**What you will do**
Exactly repeat all the records below, omitting the images they hold.

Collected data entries
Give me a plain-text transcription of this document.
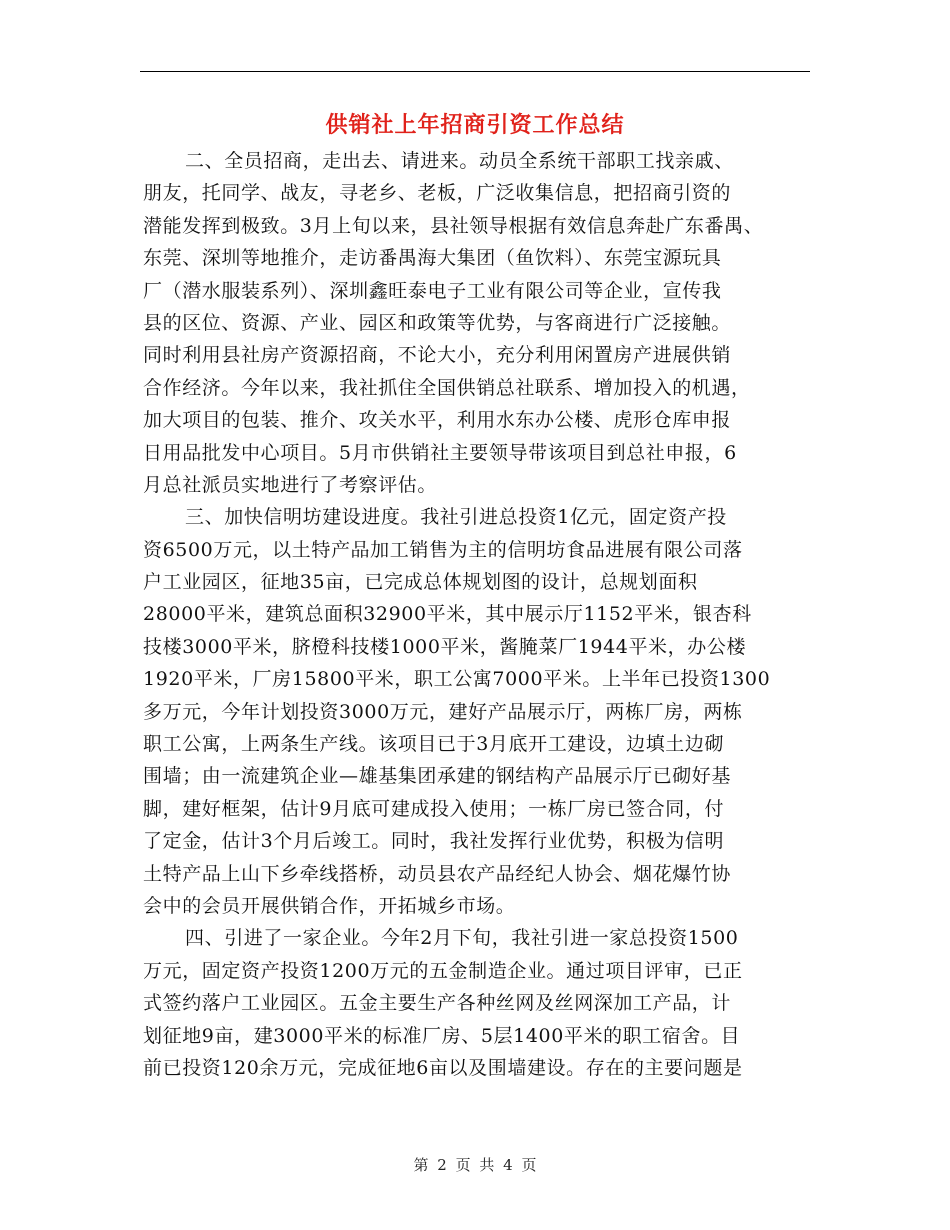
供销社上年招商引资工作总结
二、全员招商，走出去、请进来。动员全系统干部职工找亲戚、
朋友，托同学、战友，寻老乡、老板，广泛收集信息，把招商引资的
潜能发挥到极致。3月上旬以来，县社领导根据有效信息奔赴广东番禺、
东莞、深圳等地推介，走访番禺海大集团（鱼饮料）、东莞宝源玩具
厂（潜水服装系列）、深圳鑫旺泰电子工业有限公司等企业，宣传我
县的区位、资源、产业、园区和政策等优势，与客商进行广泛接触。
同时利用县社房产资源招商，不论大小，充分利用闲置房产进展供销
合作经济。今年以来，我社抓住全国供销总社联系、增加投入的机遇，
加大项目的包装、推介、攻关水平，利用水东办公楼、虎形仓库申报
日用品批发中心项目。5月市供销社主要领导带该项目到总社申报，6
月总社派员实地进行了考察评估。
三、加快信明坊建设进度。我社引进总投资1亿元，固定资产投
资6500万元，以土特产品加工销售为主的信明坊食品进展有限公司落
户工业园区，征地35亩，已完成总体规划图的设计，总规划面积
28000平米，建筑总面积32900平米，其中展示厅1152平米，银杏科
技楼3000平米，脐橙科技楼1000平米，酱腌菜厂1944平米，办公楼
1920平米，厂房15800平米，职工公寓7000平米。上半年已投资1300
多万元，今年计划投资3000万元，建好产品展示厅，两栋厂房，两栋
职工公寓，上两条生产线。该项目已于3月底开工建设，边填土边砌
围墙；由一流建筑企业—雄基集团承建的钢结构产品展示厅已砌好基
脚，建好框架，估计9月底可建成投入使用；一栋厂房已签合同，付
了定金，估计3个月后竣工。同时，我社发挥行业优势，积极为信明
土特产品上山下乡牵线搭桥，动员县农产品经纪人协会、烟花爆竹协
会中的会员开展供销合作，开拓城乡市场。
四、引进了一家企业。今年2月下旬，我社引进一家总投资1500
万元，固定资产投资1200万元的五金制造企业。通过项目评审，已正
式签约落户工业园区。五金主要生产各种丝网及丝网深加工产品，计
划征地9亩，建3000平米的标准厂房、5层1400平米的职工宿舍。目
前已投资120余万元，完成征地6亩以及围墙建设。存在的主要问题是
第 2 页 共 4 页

**Worked answer**
Give me a plain-text transcription of this document.
供销社上年招商引资工作总结
二、全员招商，走出去、请进来。动员全系统干部职工找亲戚、
朋友，托同学、战友，寻老乡、老板，广泛收集信息，把招商引资的
潜能发挥到极致。3月上旬以来，县社领导根据有效信息奔赴广东番禺、
东莞、深圳等地推介，走访番禺海大集团（鱼饮料）、东莞宝源玩具
厂（潜水服装系列）、深圳鑫旺泰电子工业有限公司等企业，宣传我
县的区位、资源、产业、园区和政策等优势，与客商进行广泛接触。
同时利用县社房产资源招商，不论大小，充分利用闲置房产进展供销
合作经济。今年以来，我社抓住全国供销总社联系、增加投入的机遇，
加大项目的包装、推介、攻关水平，利用水东办公楼、虎形仓库申报
日用品批发中心项目。5月市供销社主要领导带该项目到总社申报，6
月总社派员实地进行了考察评估。
三、加快信明坊建设进度。我社引进总投资1亿元，固定资产投
资6500万元，以土特产品加工销售为主的信明坊食品进展有限公司落
户工业园区，征地35亩，已完成总体规划图的设计，总规划面积
28000平米，建筑总面积32900平米，其中展示厅1152平米，银杏科
技楼3000平米，脐橙科技楼1000平米，酱腌菜厂1944平米，办公楼
1920平米，厂房15800平米，职工公寓7000平米。上半年已投资1300
多万元，今年计划投资3000万元，建好产品展示厅，两栋厂房，两栋
职工公寓，上两条生产线。该项目已于3月底开工建设，边填土边砌
围墙；由一流建筑企业—雄基集团承建的钢结构产品展示厅已砌好基
脚，建好框架，估计9月底可建成投入使用；一栋厂房已签合同，付
了定金，估计3个月后竣工。同时，我社发挥行业优势，积极为信明
土特产品上山下乡牵线搭桥，动员县农产品经纪人协会、烟花爆竹协
会中的会员开展供销合作，开拓城乡市场。
四、引进了一家企业。今年2月下旬，我社引进一家总投资1500
万元，固定资产投资1200万元的五金制造企业。通过项目评审，已正
式签约落户工业园区。五金主要生产各种丝网及丝网深加工产品，计
划征地9亩，建3000平米的标准厂房、5层1400平米的职工宿舍。目
前已投资120余万元，完成征地6亩以及围墙建设。存在的主要问题是
第 2 页 共 4 页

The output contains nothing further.